Instructions for the task —
Please transcribe the data below exactly. Leave the pictures out.

Data in this exercise —

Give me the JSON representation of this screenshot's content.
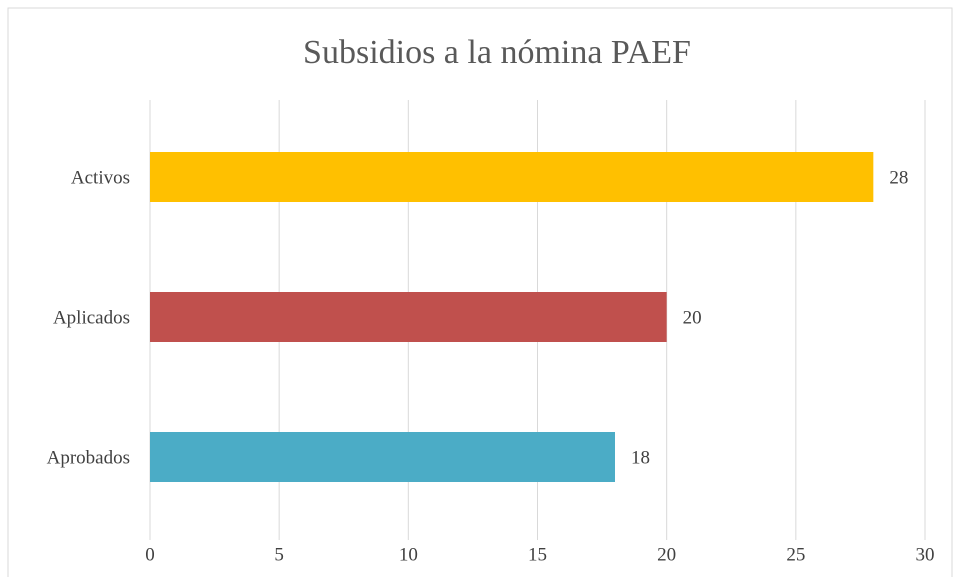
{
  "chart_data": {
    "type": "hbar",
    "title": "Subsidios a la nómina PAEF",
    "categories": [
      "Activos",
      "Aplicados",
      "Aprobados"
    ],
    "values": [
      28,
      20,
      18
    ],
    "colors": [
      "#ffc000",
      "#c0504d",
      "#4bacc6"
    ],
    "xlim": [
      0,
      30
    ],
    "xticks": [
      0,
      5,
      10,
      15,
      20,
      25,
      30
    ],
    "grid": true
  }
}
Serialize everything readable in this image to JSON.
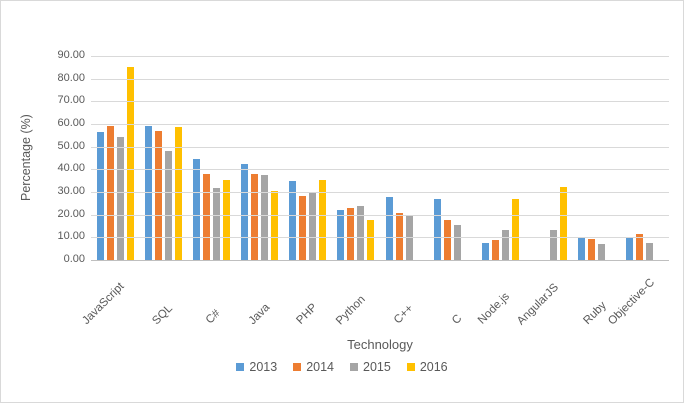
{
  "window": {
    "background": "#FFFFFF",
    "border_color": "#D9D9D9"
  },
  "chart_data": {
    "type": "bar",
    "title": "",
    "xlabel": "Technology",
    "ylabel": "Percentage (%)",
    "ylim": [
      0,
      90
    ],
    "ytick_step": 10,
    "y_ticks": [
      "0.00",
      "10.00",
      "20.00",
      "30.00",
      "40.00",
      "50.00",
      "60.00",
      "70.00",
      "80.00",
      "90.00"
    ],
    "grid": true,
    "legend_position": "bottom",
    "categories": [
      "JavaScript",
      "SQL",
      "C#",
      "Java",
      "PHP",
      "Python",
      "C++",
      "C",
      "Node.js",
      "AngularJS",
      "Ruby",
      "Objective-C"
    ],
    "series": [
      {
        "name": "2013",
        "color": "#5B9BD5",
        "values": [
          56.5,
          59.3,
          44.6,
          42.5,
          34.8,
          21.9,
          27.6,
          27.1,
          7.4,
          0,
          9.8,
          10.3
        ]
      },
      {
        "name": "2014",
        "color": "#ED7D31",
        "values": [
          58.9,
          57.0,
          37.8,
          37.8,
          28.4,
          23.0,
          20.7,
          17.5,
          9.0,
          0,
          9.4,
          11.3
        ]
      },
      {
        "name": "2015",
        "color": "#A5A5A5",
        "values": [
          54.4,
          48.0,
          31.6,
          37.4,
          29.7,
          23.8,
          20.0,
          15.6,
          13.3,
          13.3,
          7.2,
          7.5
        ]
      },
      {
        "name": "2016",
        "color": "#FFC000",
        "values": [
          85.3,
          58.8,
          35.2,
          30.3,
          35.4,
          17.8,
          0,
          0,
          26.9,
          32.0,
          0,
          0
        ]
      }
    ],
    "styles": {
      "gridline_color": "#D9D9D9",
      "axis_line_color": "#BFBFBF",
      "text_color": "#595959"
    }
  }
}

Response to this task —
Give me the JSON representation of this screenshot's content.
{
  "chart_data": {
    "type": "hbar",
    "title": "Subsidios a la nómina PAEF",
    "categories": [
      "Activos",
      "Aplicados",
      "Aprobados"
    ],
    "values": [
      28,
      20,
      18
    ],
    "colors": [
      "#ffc000",
      "#c0504d",
      "#4bacc6"
    ],
    "xlim": [
      0,
      30
    ],
    "xticks": [
      0,
      5,
      10,
      15,
      20,
      25,
      30
    ],
    "grid": true
  }
}
Serialize everything readable in this image to JSON.
{
  "window": {
    "background": "#FFFFFF",
    "border_color": "#D9D9D9"
  },
  "chart_data": {
    "type": "bar",
    "title": "",
    "xlabel": "Technology",
    "ylabel": "Percentage (%)",
    "ylim": [
      0,
      90
    ],
    "ytick_step": 10,
    "y_ticks": [
      "0.00",
      "10.00",
      "20.00",
      "30.00",
      "40.00",
      "50.00",
      "60.00",
      "70.00",
      "80.00",
      "90.00"
    ],
    "grid": true,
    "legend_position": "bottom",
    "categories": [
      "JavaScript",
      "SQL",
      "C#",
      "Java",
      "PHP",
      "Python",
      "C++",
      "C",
      "Node.js",
      "AngularJS",
      "Ruby",
      "Objective-C"
    ],
    "series": [
      {
        "name": "2013",
        "color": "#5B9BD5",
        "values": [
          56.5,
          59.3,
          44.6,
          42.5,
          34.8,
          21.9,
          27.6,
          27.1,
          7.4,
          0,
          9.8,
          10.3
        ]
      },
      {
        "name": "2014",
        "color": "#ED7D31",
        "values": [
          58.9,
          57.0,
          37.8,
          37.8,
          28.4,
          23.0,
          20.7,
          17.5,
          9.0,
          0,
          9.4,
          11.3
        ]
      },
      {
        "name": "2015",
        "color": "#A5A5A5",
        "values": [
          54.4,
          48.0,
          31.6,
          37.4,
          29.7,
          23.8,
          20.0,
          15.6,
          13.3,
          13.3,
          7.2,
          7.5
        ]
      },
      {
        "name": "2016",
        "color": "#FFC000",
        "values": [
          85.3,
          58.8,
          35.2,
          30.3,
          35.4,
          17.8,
          0,
          0,
          26.9,
          32.0,
          0,
          0
        ]
      }
    ],
    "styles": {
      "gridline_color": "#D9D9D9",
      "axis_line_color": "#BFBFBF",
      "text_color": "#595959"
    }
  }
}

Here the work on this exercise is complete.